Exercise brief: The line that contains "Enumerate this screenshot's" and every line after it, down to the last one, must be restated word for word, with no pictures.
+++ Recorded information
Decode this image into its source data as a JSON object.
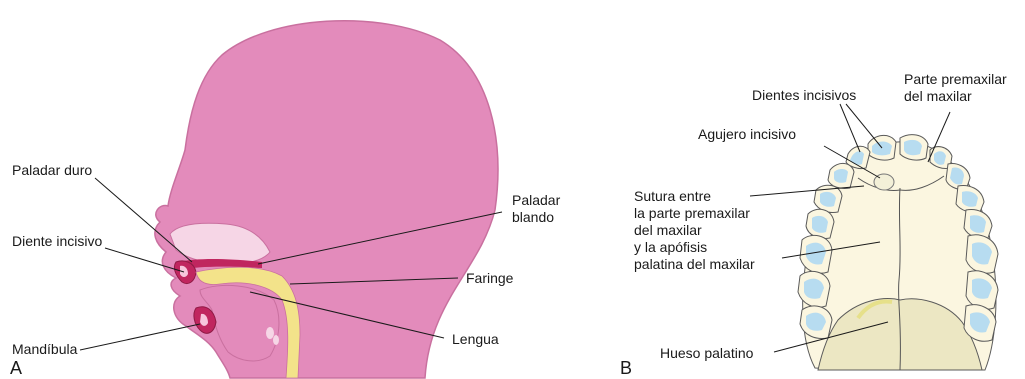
{
  "panels": {
    "a": {
      "letter": "A",
      "labels": {
        "paladar_duro": "Paladar duro",
        "diente_incisivo": "Diente incisivo",
        "mandibula": "Mandíbula",
        "paladar_blando_1": "Paladar",
        "paladar_blando_2": "blando",
        "faringe": "Faringe",
        "lengua": "Lengua"
      }
    },
    "b": {
      "letter": "B",
      "labels": {
        "dientes_incisivos": "Dientes incisivos",
        "parte_premaxilar_1": "Parte premaxilar",
        "parte_premaxilar_2": "del maxilar",
        "agujero_incisivo": "Agujero incisivo",
        "sutura_1": "Sutura entre",
        "sutura_2": "la parte premaxilar",
        "sutura_3": "del maxilar",
        "sutura_4": "y la apófisis",
        "sutura_5": "palatina del maxilar",
        "hueso_palatino": "Hueso palatino"
      }
    }
  },
  "colors": {
    "head": "#e38bbb",
    "head_outline": "#c9709f",
    "tissue_light": "#f6d6e6",
    "pharynx_yellow": "#f3e38a",
    "tooth_crimson": "#c0265f",
    "bone_cream": "#fbf6e0",
    "palatine": "#ece7c3",
    "enamel_blue": "#b7dcf0"
  }
}
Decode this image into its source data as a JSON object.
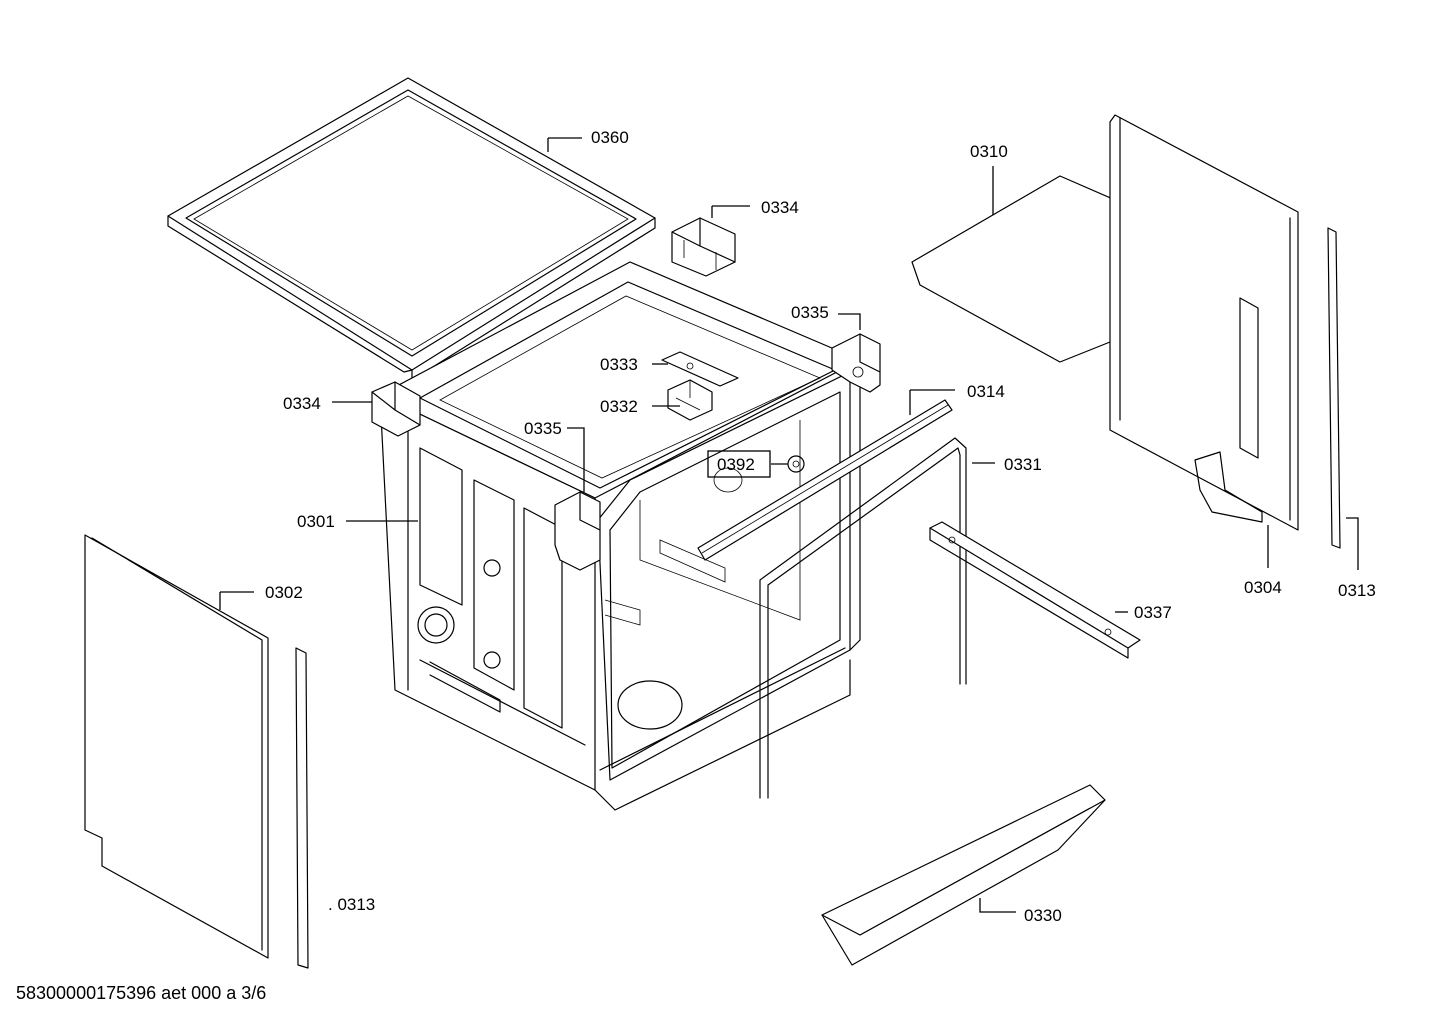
{
  "footer": {
    "drawing_id": "58300000175396 aet 000 a 3/6"
  },
  "callouts": {
    "c0360": "0360",
    "c0334_top": "0334",
    "c0310": "0310",
    "c0335_right": "0335",
    "c0333": "0333",
    "c0332": "0332",
    "c0334_left": "0334",
    "c0314": "0314",
    "c0335_mid": "0335",
    "c0392": "0392",
    "c0331": "0331",
    "c0301": "0301",
    "c0302": "0302",
    "c0337": "0337",
    "c0304": "0304",
    "c0313_right": "0313",
    "c0313_left": ". 0313",
    "c0330": "0330"
  }
}
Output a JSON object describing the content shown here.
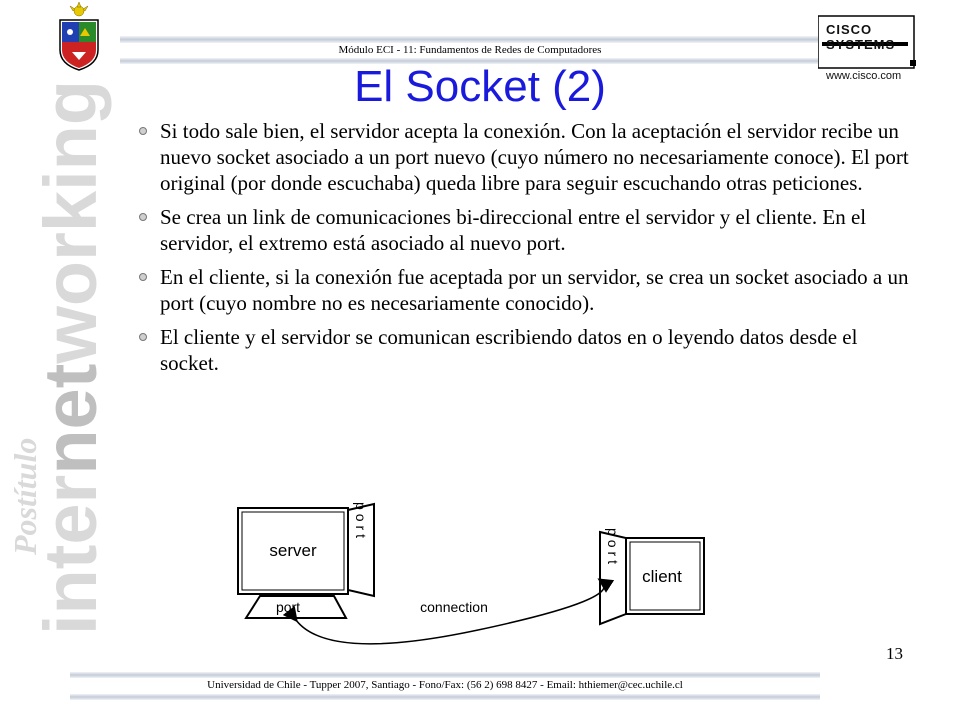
{
  "header": {
    "course": "Módulo ECI - 11: Fundamentos de Redes de Computadores"
  },
  "branding": {
    "cisco_name": "CISCO SYSTEMS",
    "cisco_url": "www.cisco.com",
    "side_script": "Postítulo",
    "side_word_part1": "inter",
    "side_word_part2": "net",
    "side_word_part3": "working"
  },
  "slide": {
    "title": "El Socket (2)",
    "bullets": [
      "Si todo sale bien, el servidor acepta la conexión. Con la aceptación el servidor recibe un nuevo socket asociado a un port nuevo (cuyo número no necesariamente conoce). El port original (por donde escuchaba) queda libre para seguir escuchando otras peticiones.",
      "Se crea un link de comunicaciones bi-direccional entre el servidor y el cliente. En el servidor, el extremo está asociado al nuevo port.",
      "En el cliente, si la conexión fue aceptada por un servidor, se crea un socket asociado a un port (cuyo nombre no es necesariamente conocido).",
      "El cliente y el servidor se comunican escribiendo datos en o leyendo datos desde el socket."
    ],
    "page_number": "13"
  },
  "diagram": {
    "server_label": "server",
    "server_port_side": "port",
    "server_port_bottom": "port",
    "connection_label": "connection",
    "client_label": "client",
    "client_port_side": "port"
  },
  "footer": {
    "text": "Universidad de Chile - Tupper 2007, Santiago - Fono/Fax: (56 2) 698 8427 - Email: hthiemer@cec.uchile.cl"
  },
  "colors": {
    "title": "#1a1adc",
    "watermark": "#d9d9d9",
    "header_bar": "#c4ccd8"
  }
}
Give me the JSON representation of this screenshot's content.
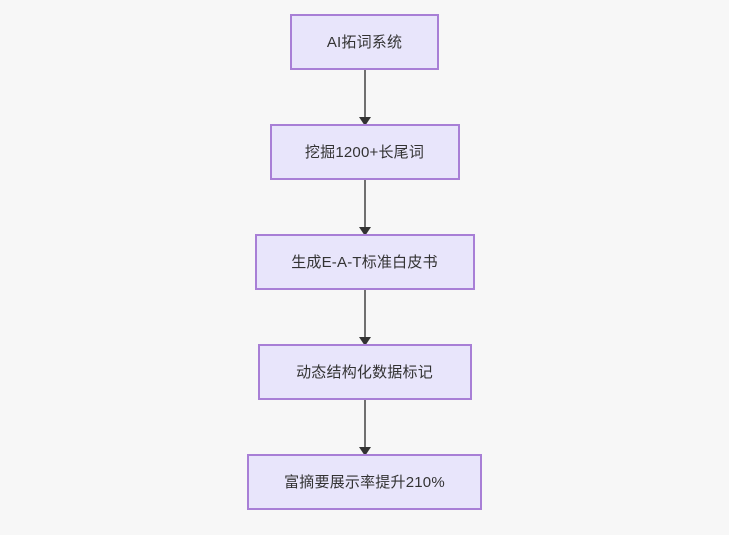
{
  "diagram": {
    "type": "flowchart",
    "direction": "top-to-bottom",
    "background_color": "#f7f7f7",
    "node_fill_color": "#e8e5fb",
    "node_border_color": "#a87fd6",
    "node_text_color": "#333333",
    "connector_color": "#707070",
    "arrowhead_color": "#333333",
    "nodes": [
      {
        "id": "n1",
        "label": "AI拓词系统"
      },
      {
        "id": "n2",
        "label": "挖掘1200+长尾词"
      },
      {
        "id": "n3",
        "label": "生成E-A-T标准白皮书"
      },
      {
        "id": "n4",
        "label": "动态结构化数据标记"
      },
      {
        "id": "n5",
        "label": "富摘要展示率提升210%"
      }
    ],
    "edges": [
      {
        "from": "n1",
        "to": "n2",
        "label": ""
      },
      {
        "from": "n2",
        "to": "n3",
        "label": ""
      },
      {
        "from": "n3",
        "to": "n4",
        "label": ""
      },
      {
        "from": "n4",
        "to": "n5",
        "label": ""
      }
    ]
  }
}
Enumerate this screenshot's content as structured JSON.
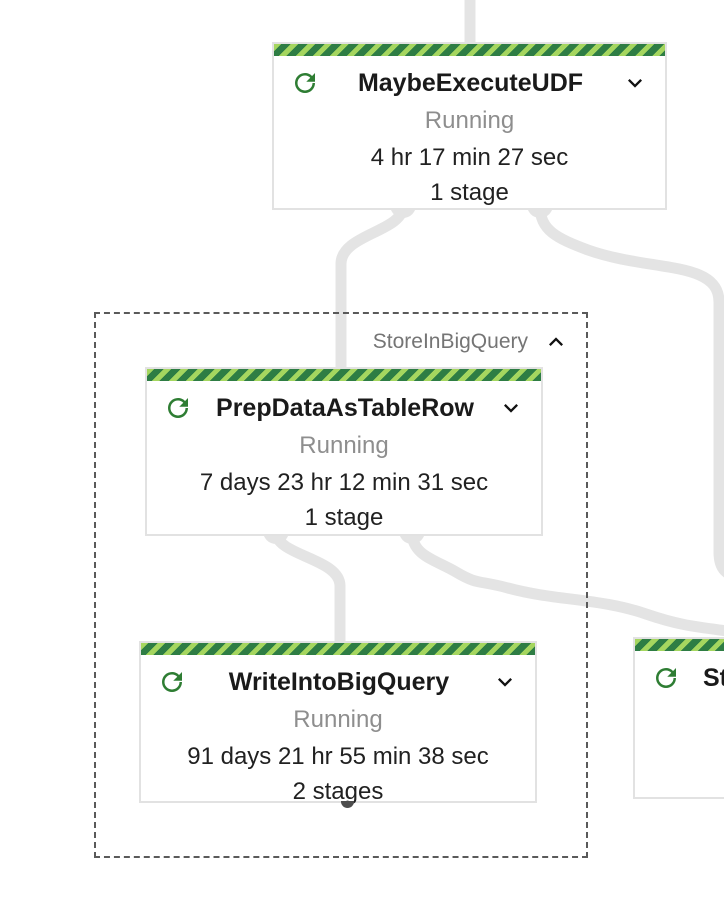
{
  "colors": {
    "edge": "#E4E4E4",
    "stripe_light": "#A5D65F",
    "stripe_dark": "#2E7D44",
    "running_icon_green": "#2E7D33",
    "status_text_gray": "#8E8E8E",
    "group_label_gray": "#757575"
  },
  "group": {
    "label": "StoreInBigQuery",
    "collapse_icon": "chevron-up-icon"
  },
  "nodes": [
    {
      "title": "MaybeExecuteUDF",
      "status": "Running",
      "duration": "4 hr 17 min 27 sec",
      "stages": "1 stage",
      "status_icon": "running-refresh-icon",
      "expand_icon": "chevron-down-icon"
    },
    {
      "title": "PrepDataAsTableRow",
      "status": "Running",
      "duration": "7 days 23 hr 12 min 31 sec",
      "stages": "1 stage",
      "status_icon": "running-refresh-icon",
      "expand_icon": "chevron-down-icon"
    },
    {
      "title": "WriteIntoBigQuery",
      "status": "Running",
      "duration": "91 days 21 hr 55 min 38 sec",
      "stages": "2 stages",
      "status_icon": "running-refresh-icon",
      "expand_icon": "chevron-down-icon"
    },
    {
      "title": "St",
      "status_icon": "running-refresh-icon"
    }
  ]
}
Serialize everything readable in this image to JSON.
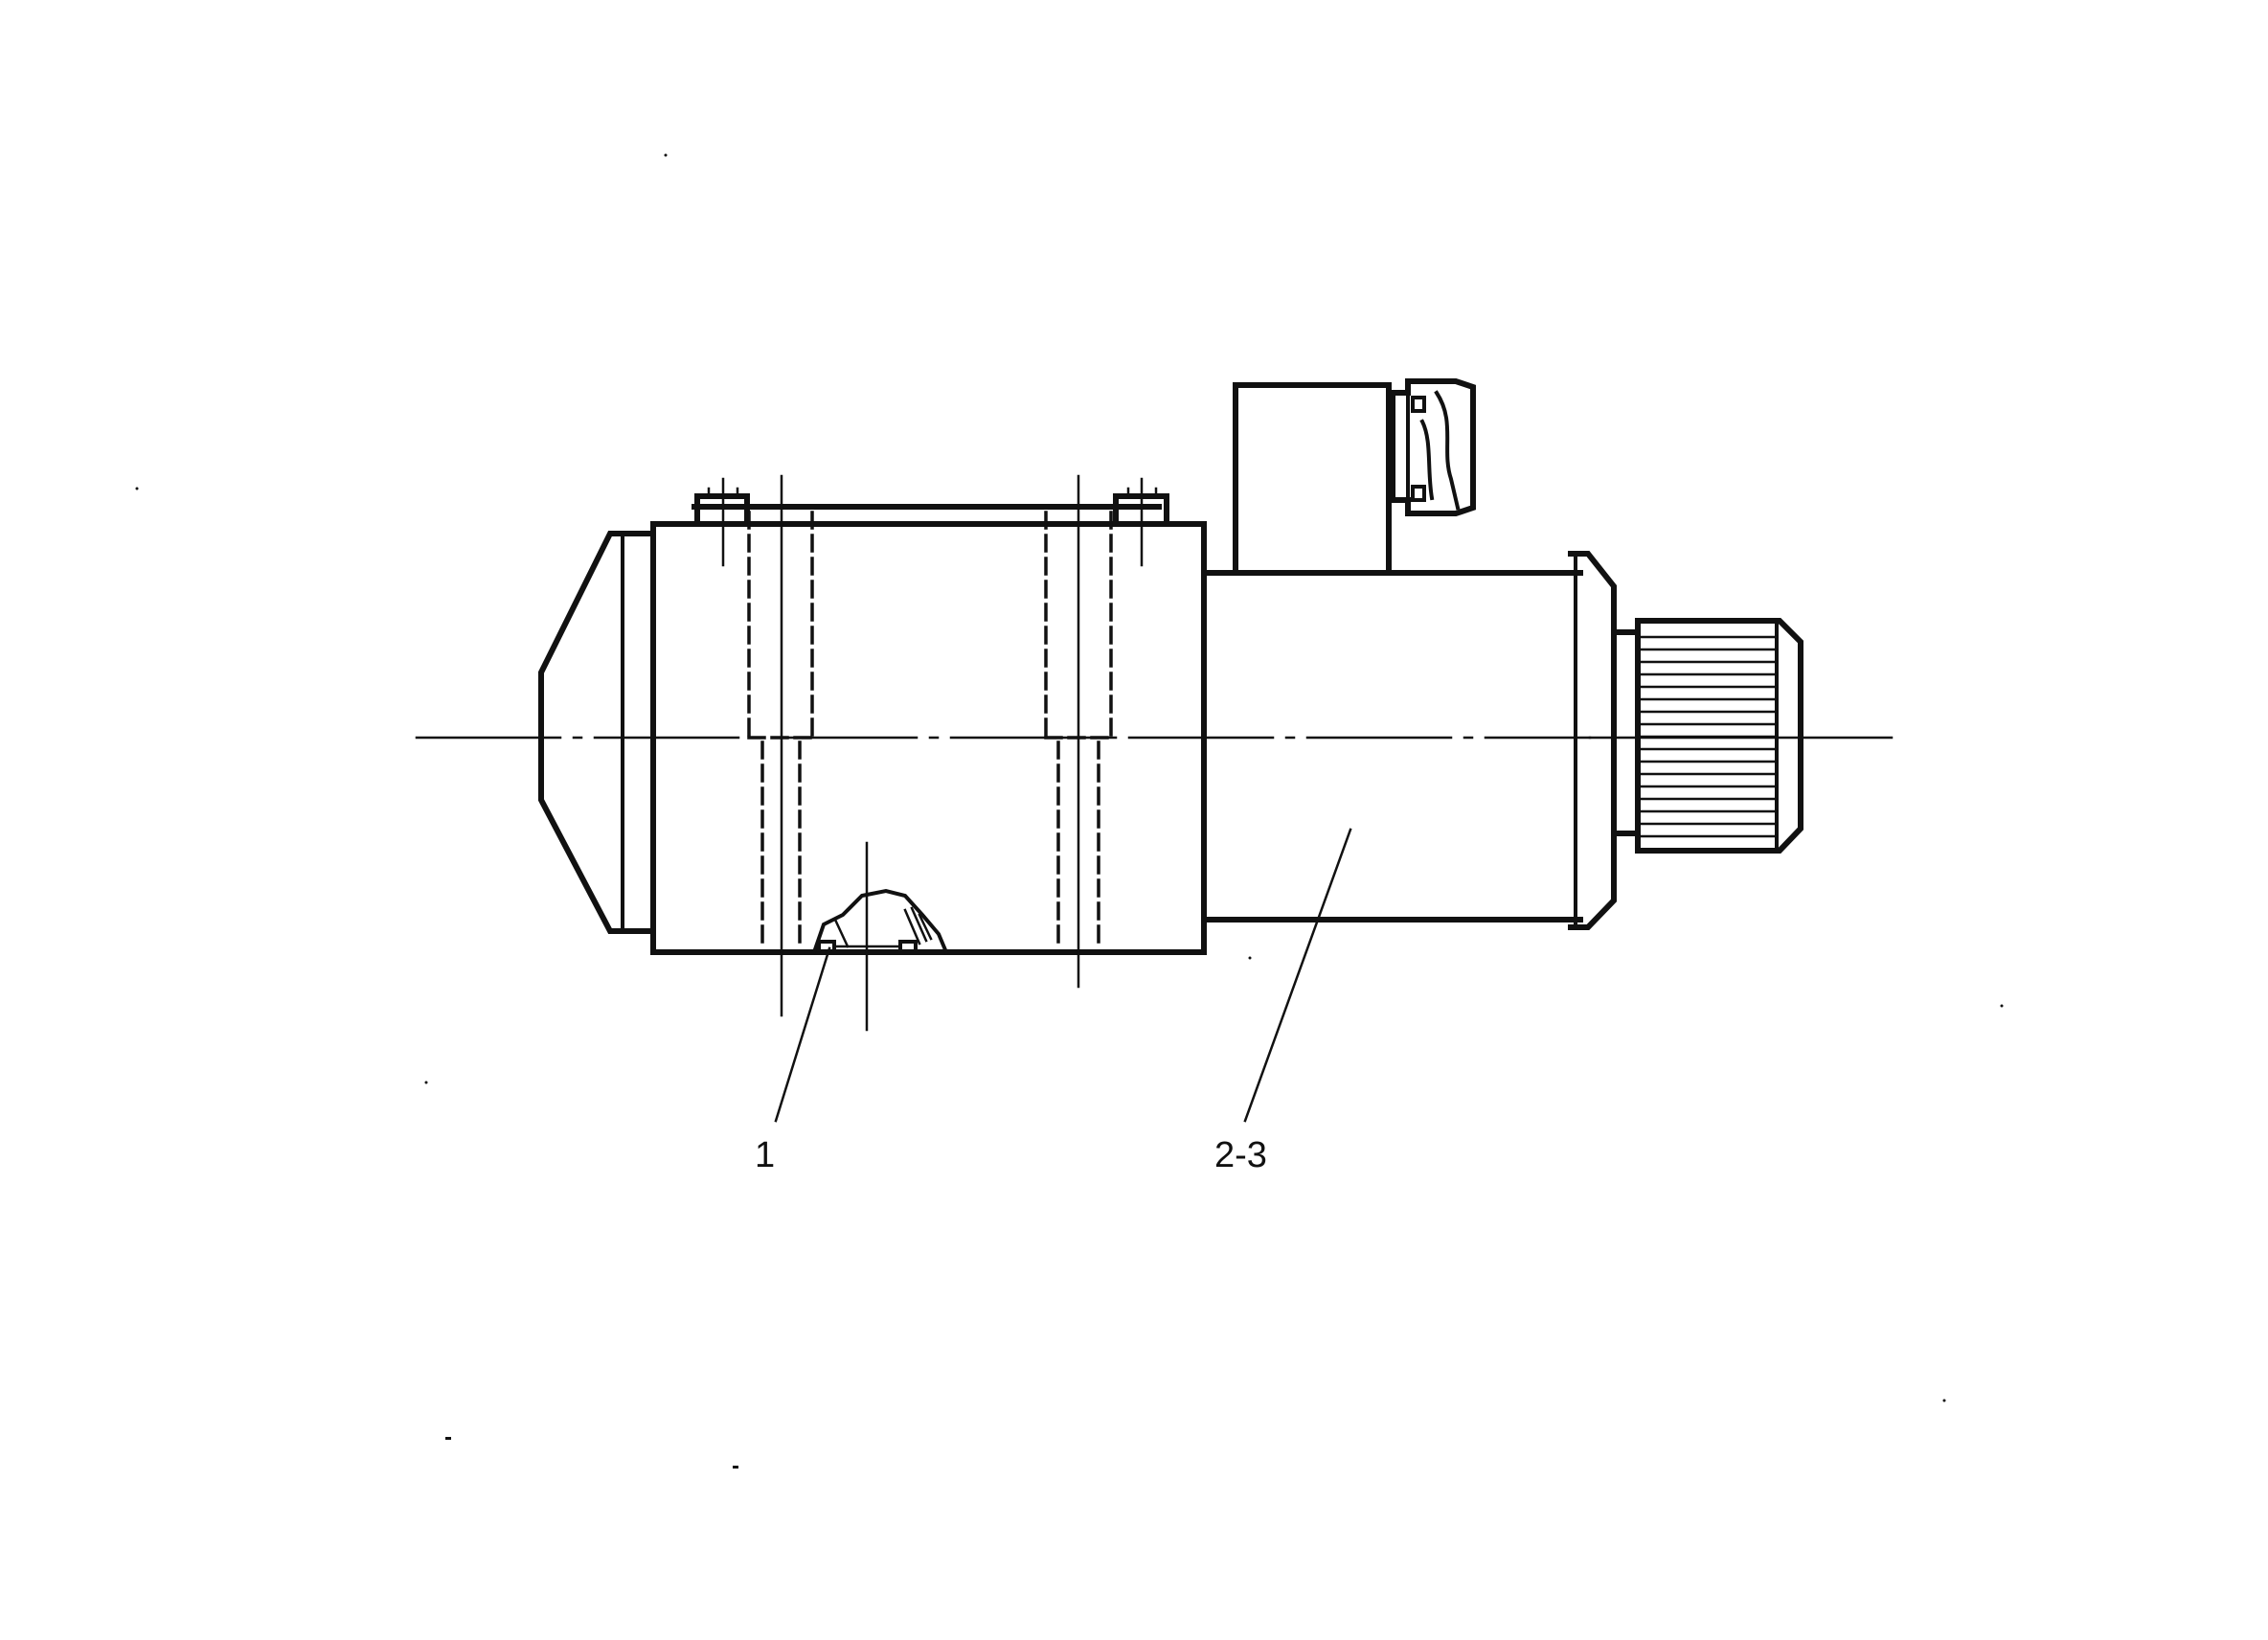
{
  "diagram": {
    "callouts": [
      {
        "id": "callout-1",
        "label": "1"
      },
      {
        "id": "callout-2-3",
        "label": "2-3"
      }
    ],
    "colors": {
      "ink": "#111111",
      "paper": "#ffffff"
    }
  }
}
++++++
The solution:
Enumerate this screenshot's content as structured JSON.
{
  "colors": {
    "edge": "#E4E4E4",
    "stripe_light": "#A5D65F",
    "stripe_dark": "#2E7D44",
    "running_icon_green": "#2E7D33",
    "status_text_gray": "#8E8E8E",
    "group_label_gray": "#757575"
  },
  "group": {
    "label": "StoreInBigQuery",
    "collapse_icon": "chevron-up-icon"
  },
  "nodes": [
    {
      "title": "MaybeExecuteUDF",
      "status": "Running",
      "duration": "4 hr 17 min 27 sec",
      "stages": "1 stage",
      "status_icon": "running-refresh-icon",
      "expand_icon": "chevron-down-icon"
    },
    {
      "title": "PrepDataAsTableRow",
      "status": "Running",
      "duration": "7 days 23 hr 12 min 31 sec",
      "stages": "1 stage",
      "status_icon": "running-refresh-icon",
      "expand_icon": "chevron-down-icon"
    },
    {
      "title": "WriteIntoBigQuery",
      "status": "Running",
      "duration": "91 days 21 hr 55 min 38 sec",
      "stages": "2 stages",
      "status_icon": "running-refresh-icon",
      "expand_icon": "chevron-down-icon"
    },
    {
      "title": "St",
      "status_icon": "running-refresh-icon"
    }
  ]
}
Serialize everything readable in this image to JSON.
{
  "diagram": {
    "callouts": [
      {
        "id": "callout-1",
        "label": "1"
      },
      {
        "id": "callout-2-3",
        "label": "2-3"
      }
    ],
    "colors": {
      "ink": "#111111",
      "paper": "#ffffff"
    }
  }
}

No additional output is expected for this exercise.